___ Supplied data
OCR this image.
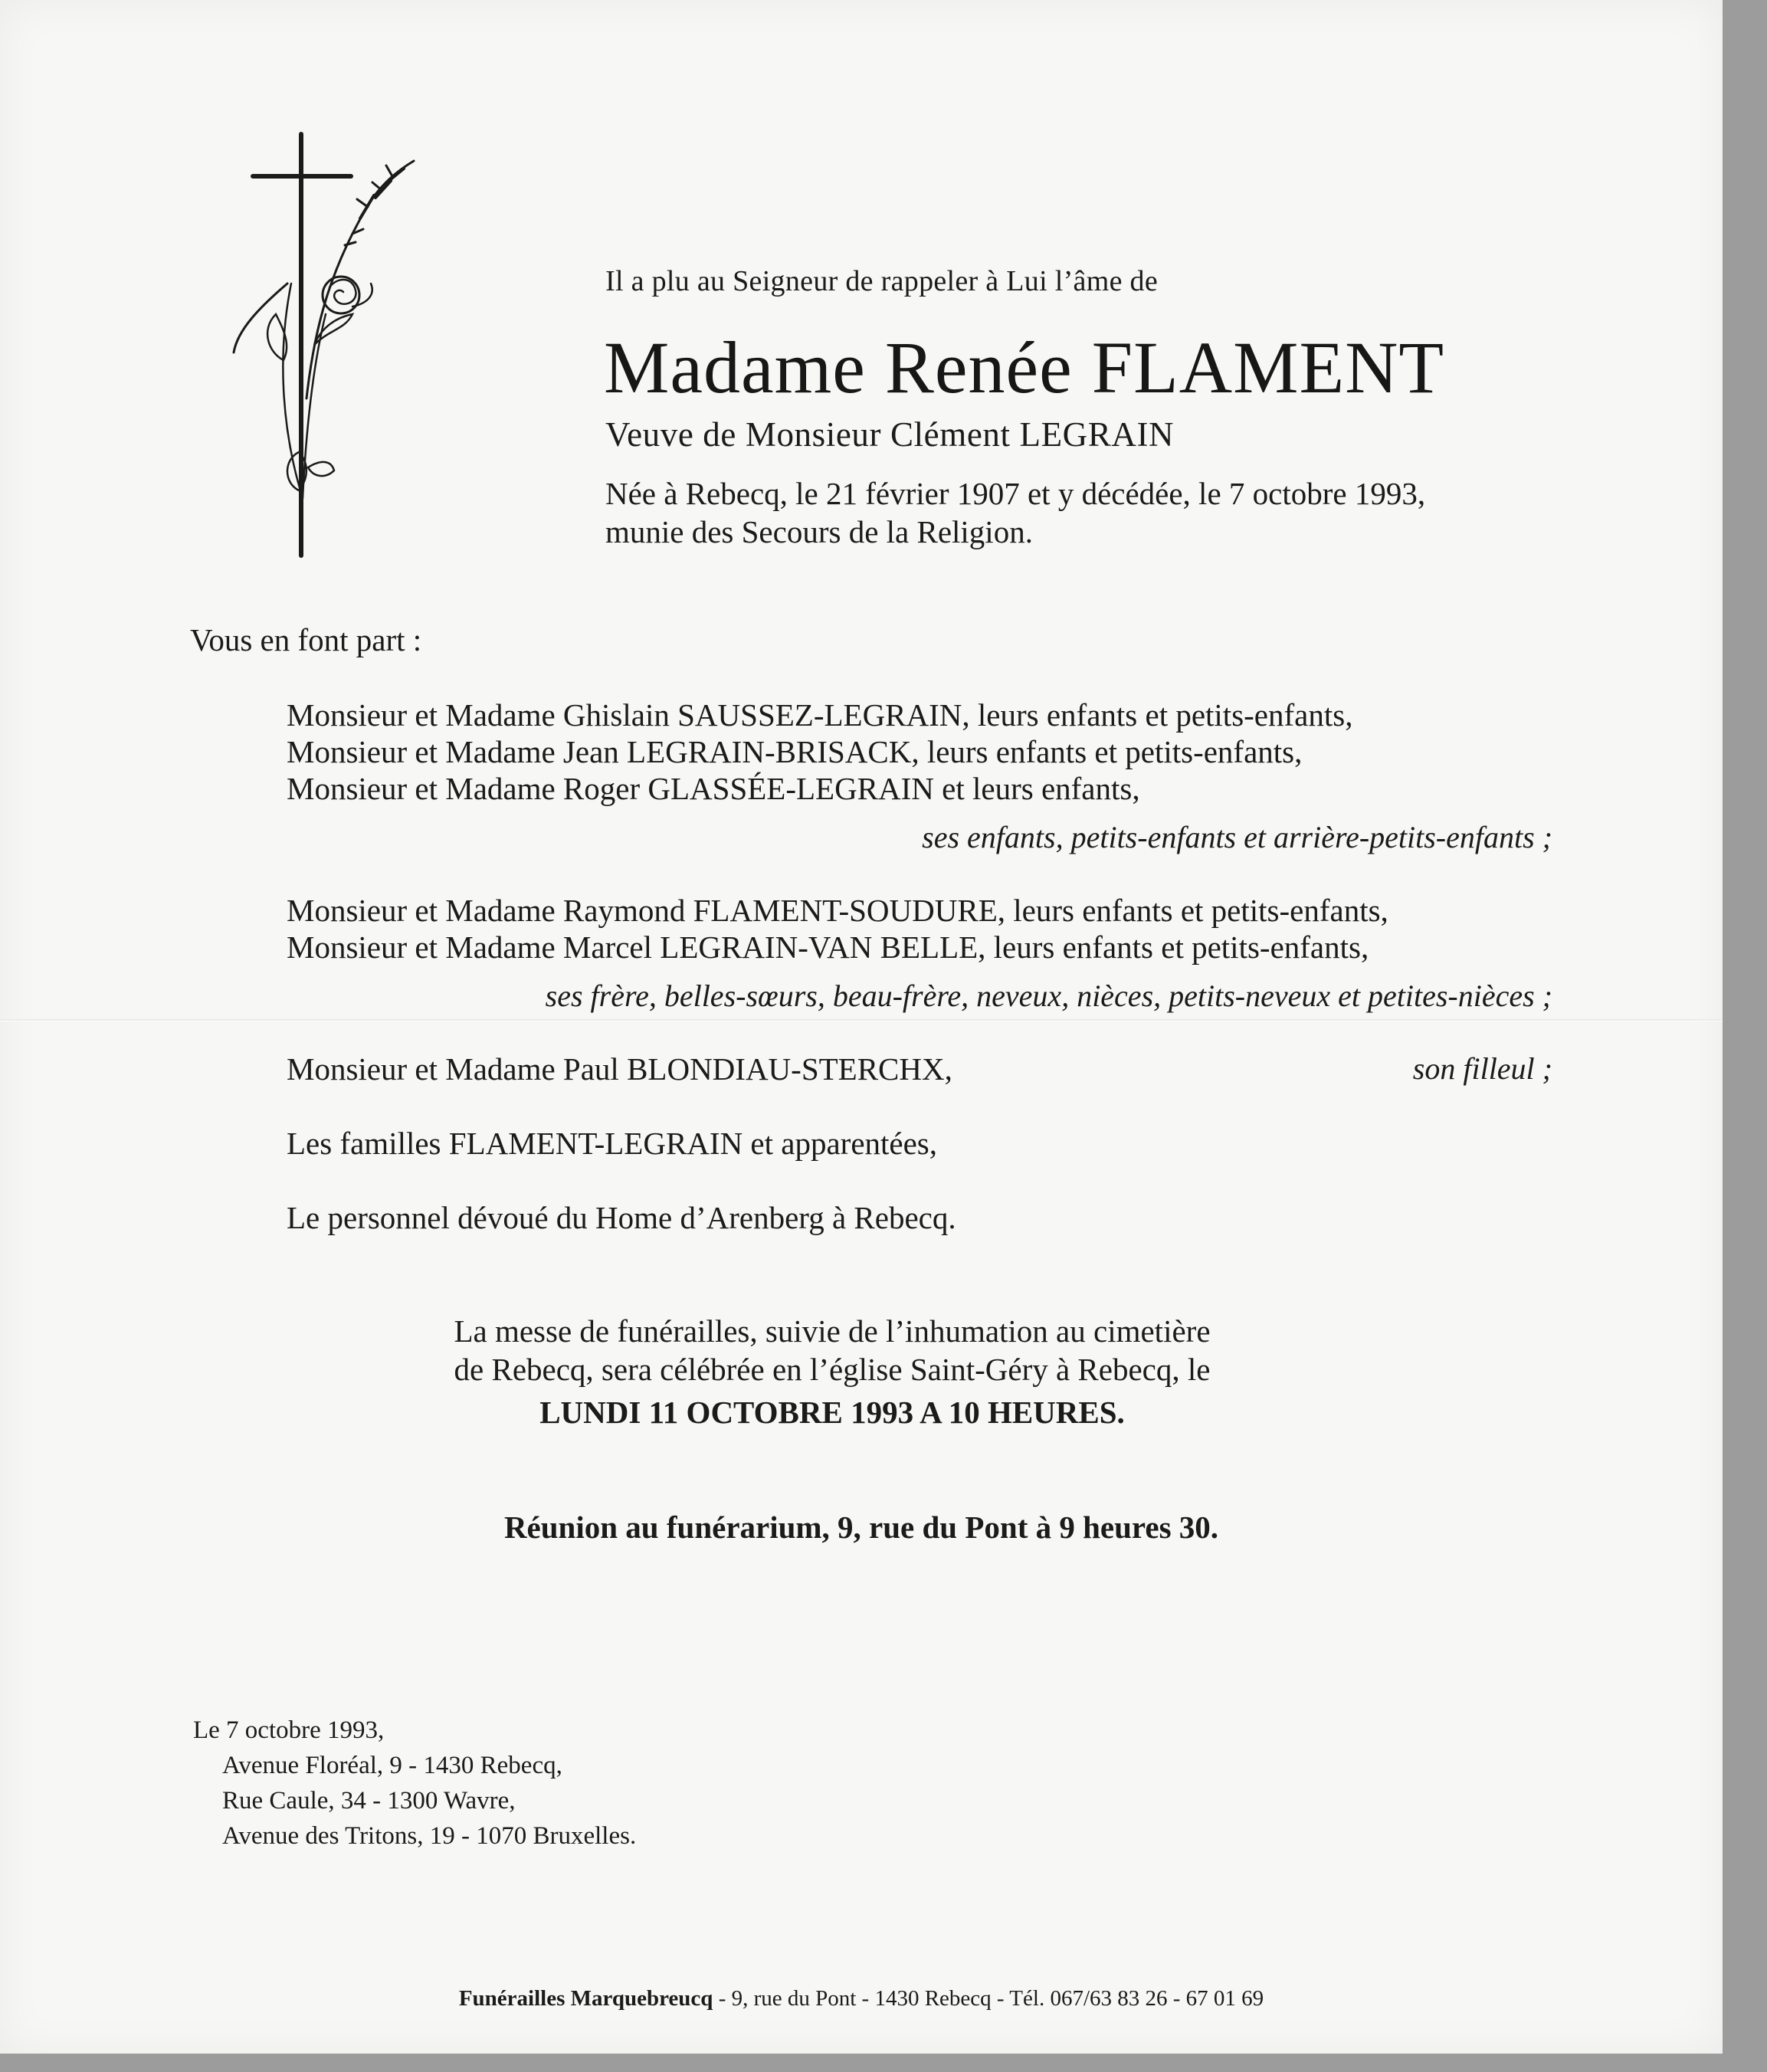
Il a plu au Seigneur de rappeler à Lui l’âme de
Madame Renée FLAMENT
Veuve de Monsieur Clément LEGRAIN
Née à Rebecq, le 21 février 1907 et y décédée, le 7 octobre 1993,
munie des Secours de la Religion.
Vous en font part :
Monsieur et Madame Ghislain SAUSSEZ-LEGRAIN, leurs enfants et petits-enfants,
Monsieur et Madame Jean LEGRAIN-BRISACK, leurs enfants et petits-enfants,
Monsieur et Madame Roger GLASSÉE-LEGRAIN et leurs enfants,
ses enfants, petits-enfants et arrière-petits-enfants ;
Monsieur et Madame Raymond FLAMENT-SOUDURE, leurs enfants et petits-enfants,
Monsieur et Madame Marcel LEGRAIN-VAN BELLE, leurs enfants et petits-enfants,
ses frère, belles-sœurs, beau-frère, neveux, nièces, petits-neveux et petites-nièces ;
Monsieur et Madame Paul BLONDIAU-STERCHX,	son filleul ;
Les familles FLAMENT-LEGRAIN et apparentées,
Le personnel dévoué du Home d’Arenberg à Rebecq.
La messe de funérailles, suivie de l’inhumation au cimetière
de Rebecq, sera célébrée en l’église Saint-Géry à Rebecq, le
LUNDI 11 OCTOBRE 1993 A 10 HEURES.
Réunion au funérarium, 9, rue du Pont à 9 heures 30.
Le 7 octobre 1993,
Avenue Floréal, 9 - 1430 Rebecq,
Rue Caule, 34 - 1300 Wavre,
Avenue des Tritons, 19 - 1070 Bruxelles.
Funérailles Marquebreucq - 9, rue du Pont - 1430 Rebecq - Tél. 067/63 83 26 - 67 01 69
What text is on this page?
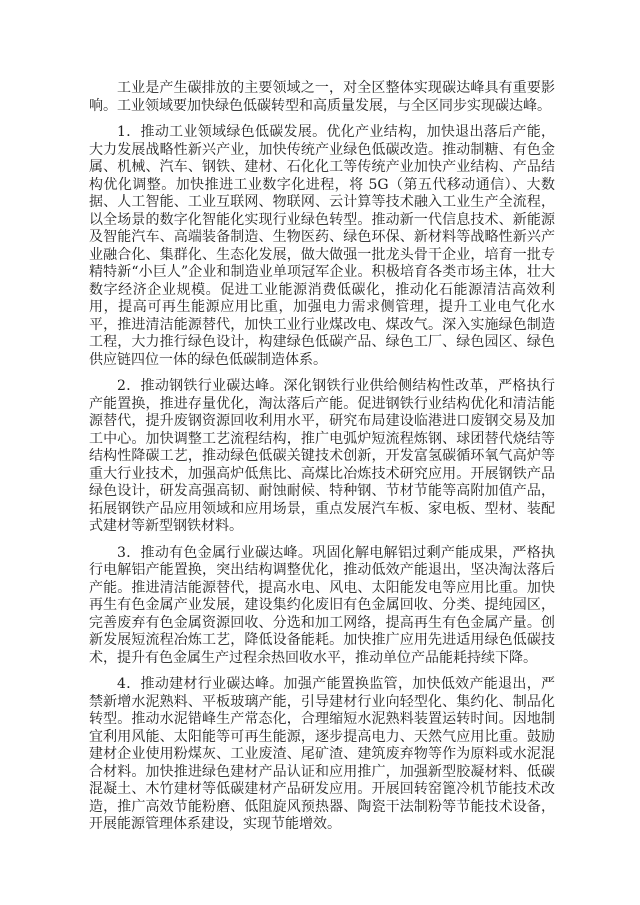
工业是产生碳排放的主要领域之一，对全区整体实现碳达峰具有重要影响。工业领域要加快绿色低碳转型和高质量发展，与全区同步实现碳达峰。

1．推动工业领域绿色低碳发展。优化产业结构，加快退出落后产能，大力发展战略性新兴产业，加快传统产业绿色低碳改造。推动制糖、有色金属、机械、汽车、钢铁、建材、石化化工等传统产业加快产业结构、产品结构优化调整。加快推进工业数字化进程，将 5G（第五代移动通信）、大数据、人工智能、工业互联网、物联网、云计算等技术融入工业生产全流程，以全场景的数字化智能化实现行业绿色转型。推动新一代信息技术、新能源及智能汽车、高端装备制造、生物医药、绿色环保、新材料等战略性新兴产业融合化、集群化、生态化发展，做大做强一批龙头骨干企业，培育一批专精特新“小巨人”企业和制造业单项冠军企业。积极培育各类市场主体，壮大数字经济企业规模。促进工业能源消费低碳化，推动化石能源清洁高效利用，提高可再生能源应用比重，加强电力需求侧管理，提升工业电气化水平，推进清洁能源替代，加快工业行业煤改电、煤改气。深入实施绿色制造工程，大力推行绿色设计，构建绿色低碳产品、绿色工厂、绿色园区、绿色供应链四位一体的绿色低碳制造体系。

2．推动钢铁行业碳达峰。深化钢铁行业供给侧结构性改革，严格执行产能置换，推进存量优化，淘汰落后产能。促进钢铁行业结构优化和清洁能源替代，提升废钢资源回收利用水平，研究布局建设临港进口废钢交易及加工中心。加快调整工艺流程结构，推广电弧炉短流程炼钢、球团替代烧结等结构性降碳工艺，推动绿色低碳关键技术创新，开发富氢碳循环氧气高炉等重大行业技术，加强高炉低焦比、高煤比冶炼技术研究应用。开展钢铁产品绿色设计，研发高强高韧、耐蚀耐候、特种钢、节材节能等高附加值产品，拓展钢铁产品应用领域和应用场景，重点发展汽车板、家电板、型材、装配式建材等新型钢铁材料。

3．推动有色金属行业碳达峰。巩固化解电解铝过剩产能成果，严格执行电解铝产能置换，突出结构调整优化，推动低效产能退出，坚决淘汰落后产能。推进清洁能源替代，提高水电、风电、太阳能发电等应用比重。加快再生有色金属产业发展，建设集约化废旧有色金属回收、分类、提纯园区，完善废弃有色金属资源回收、分选和加工网络，提高再生有色金属产量。创新发展短流程冶炼工艺，降低设备能耗。加快推广应用先进适用绿色低碳技术，提升有色金属生产过程余热回收水平，推动单位产品能耗持续下降。

4．推动建材行业碳达峰。加强产能置换监管，加快低效产能退出，严禁新增水泥熟料、平板玻璃产能，引导建材行业向轻型化、集约化、制品化转型。推动水泥错峰生产常态化，合理缩短水泥熟料装置运转时间。因地制宜利用风能、太阳能等可再生能源，逐步提高电力、天然气应用比重。鼓励建材企业使用粉煤灰、工业废渣、尾矿渣、建筑废弃物等作为原料或水泥混合材料。加快推进绿色建材产品认证和应用推广，加强新型胶凝材料、低碳混凝土、木竹建材等低碳建材产品研发应用。开展回转窑篦冷机节能技术改造，推广高效节能粉磨、低阻旋风预热器、陶瓷干法制粉等节能技术设备，开展能源管理体系建设，实现节能增效。
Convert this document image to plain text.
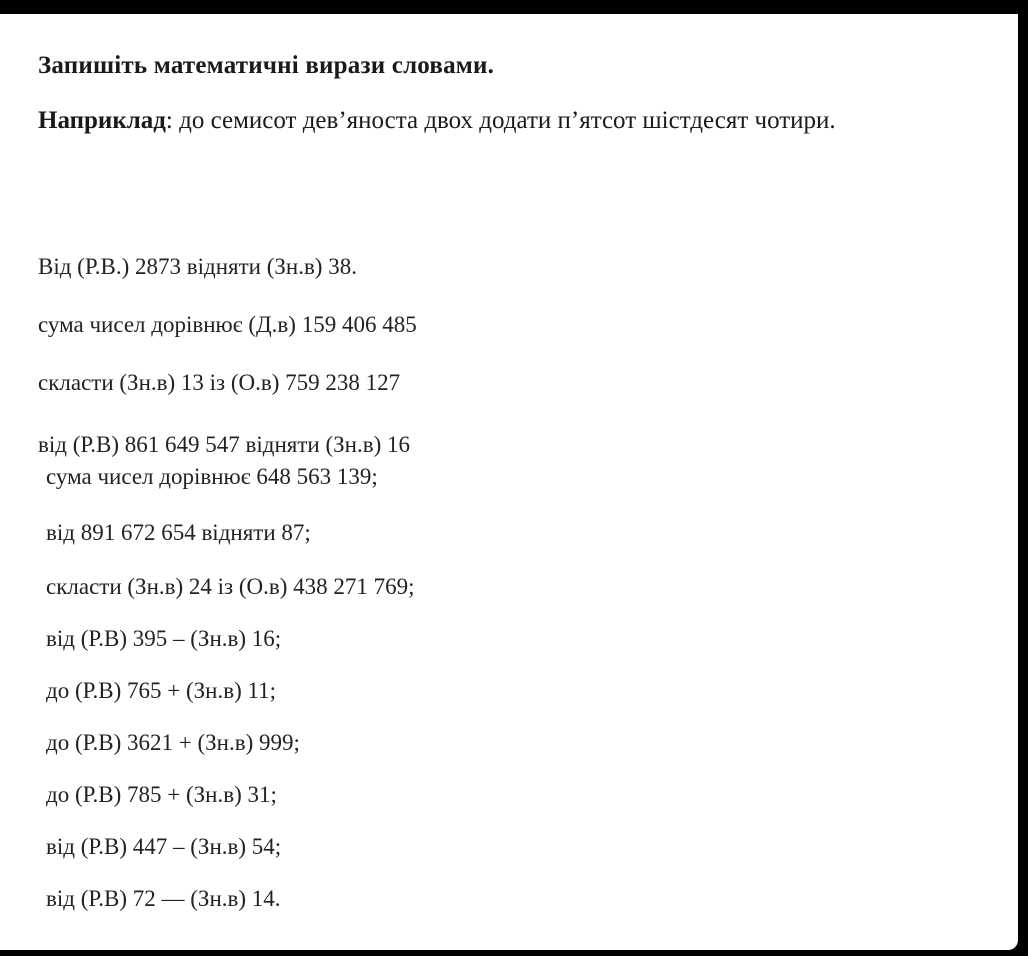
Запишіть математичні вирази словами.
Наприклад: до семисот дев’яноста двох додати п’ятсот шістдесят чотири.
Від (Р.В.) 2873 відняти (Зн.в) 38.
сума чисел дорівнює (Д.в) 159 406 485
скласти (Зн.в) 13 із (О.в) 759 238 127
від (Р.В) 861 649 547 відняти (Зн.в) 16
сума чисел дорівнює 648 563 139;
від 891 672 654 відняти 87;
скласти (Зн.в) 24 із (О.в) 438 271 769;
від (Р.В) 395 – (Зн.в) 16;
до (Р.В) 765 + (Зн.в) 11;
до (Р.В) 3621 + (Зн.в) 999;
до (Р.В) 785 + (Зн.в) 31;
від (Р.В) 447 – (Зн.в) 54;
від (Р.В) 72 — (Зн.в) 14.
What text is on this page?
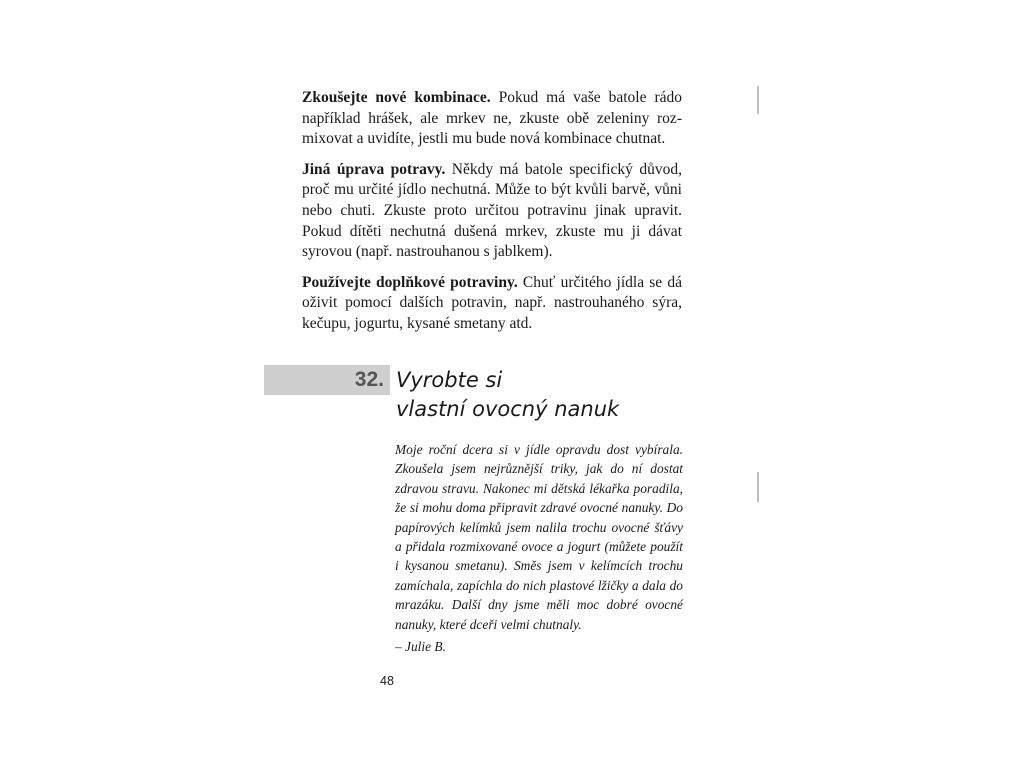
Zkoušejte nové kombinace. Pokud má vaše batole rádo například hrášek, ale mrkev ne, zkuste obě zeleniny rozmixovat a uvidíte, jestli mu bude nová kombinace chutnat.

Jiná úprava potravy. Někdy má batole specifický důvod, proč mu určité jídlo nechutná. Může to být kvůli barvě, vůni nebo chuti. Zkuste proto určitou potravinu jinak upravit. Pokud dítěti nechutná dušená mrkev, zkuste mu ji dávat syrovou (např. nastrouhanou s jablkem).

Používejte doplňkové potraviny. Chuť určitého jídla se dá oživit pomocí dalších potravin, např. nastrouhaného sýra, kečupu, jogurtu, kysané smetany atd.

32. Vyrobte si
vlastní ovocný nanuk

Moje roční dcera si v jídle opravdu dost vybírala. Zkoušela jsem nejrůznější triky, jak do ní dostat zdravou stravu. Nakonec mi dětská lékařka poradila, že si mohu doma připravit zdravé ovocné nanuky. Do papírových kelímků jsem nalila trochu ovocné šťávy a přidala rozmixované ovoce a jogurt (můžete použít i kysanou smetanu). Směs jsem v kelímcích trochu zamíchala, zapíchla do nich plastové lžičky a dala do mrazáku. Další dny jsme měli moc dobré ovocné nanuky, které dceři velmi chutnaly.

– Julie B.

48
______
◆ What the task asks: The lines to copy run from the line containing "Convert this document image to plain text." through the end of the data above; copy exactly those, minus the pictures.

◆ Correct answer:
Convert this document image to plain text.
Запишіть математичні вирази словами.
Наприклад: до семисот дев’яноста двох додати п’ятсот шістдесят чотири.
Від (Р.В.) 2873 відняти (Зн.в) 38.
сума чисел дорівнює (Д.в) 159 406 485
скласти (Зн.в) 13 із (О.в) 759 238 127
від (Р.В) 861 649 547 відняти (Зн.в) 16
сума чисел дорівнює 648 563 139;
від 891 672 654 відняти 87;
скласти (Зн.в) 24 із (О.в) 438 271 769;
від (Р.В) 395 – (Зн.в) 16;
до (Р.В) 765 + (Зн.в) 11;
до (Р.В) 3621 + (Зн.в) 999;
до (Р.В) 785 + (Зн.в) 31;
від (Р.В) 447 – (Зн.в) 54;
від (Р.В) 72 — (Зн.в) 14.
What text is on this page?
Zkoušejte nové kombinace. Pokud má vaše batole rádo například hrášek, ale mrkev ne, zkuste obě zeleniny rozmixovat a uvidíte, jestli mu bude nová kombinace chutnat.

Jiná úprava potravy. Někdy má batole specifický důvod, proč mu určité jídlo nechutná. Může to být kvůli barvě, vůni nebo chuti. Zkuste proto určitou potravinu jinak upravit. Pokud dítěti nechutná dušená mrkev, zkuste mu ji dávat syrovou (např. nastrouhanou s jablkem).

Používejte doplňkové potraviny. Chuť určitého jídla se dá oživit pomocí dalších potravin, např. nastrouhaného sýra, kečupu, jogurtu, kysané smetany atd.

32. Vyrobte si
vlastní ovocný nanuk

Moje roční dcera si v jídle opravdu dost vybírala. Zkoušela jsem nejrůznější triky, jak do ní dostat zdravou stravu. Nakonec mi dětská lékařka poradila, že si mohu doma připravit zdravé ovocné nanuky. Do papírových kelímků jsem nalila trochu ovocné šťávy a přidala rozmixované ovoce a jogurt (můžete použít i kysanou smetanu). Směs jsem v kelímcích trochu zamíchala, zapíchla do nich plastové lžičky a dala do mrazáku. Další dny jsme měli moc dobré ovocné nanuky, které dceři velmi chutnaly.

– Julie B.

48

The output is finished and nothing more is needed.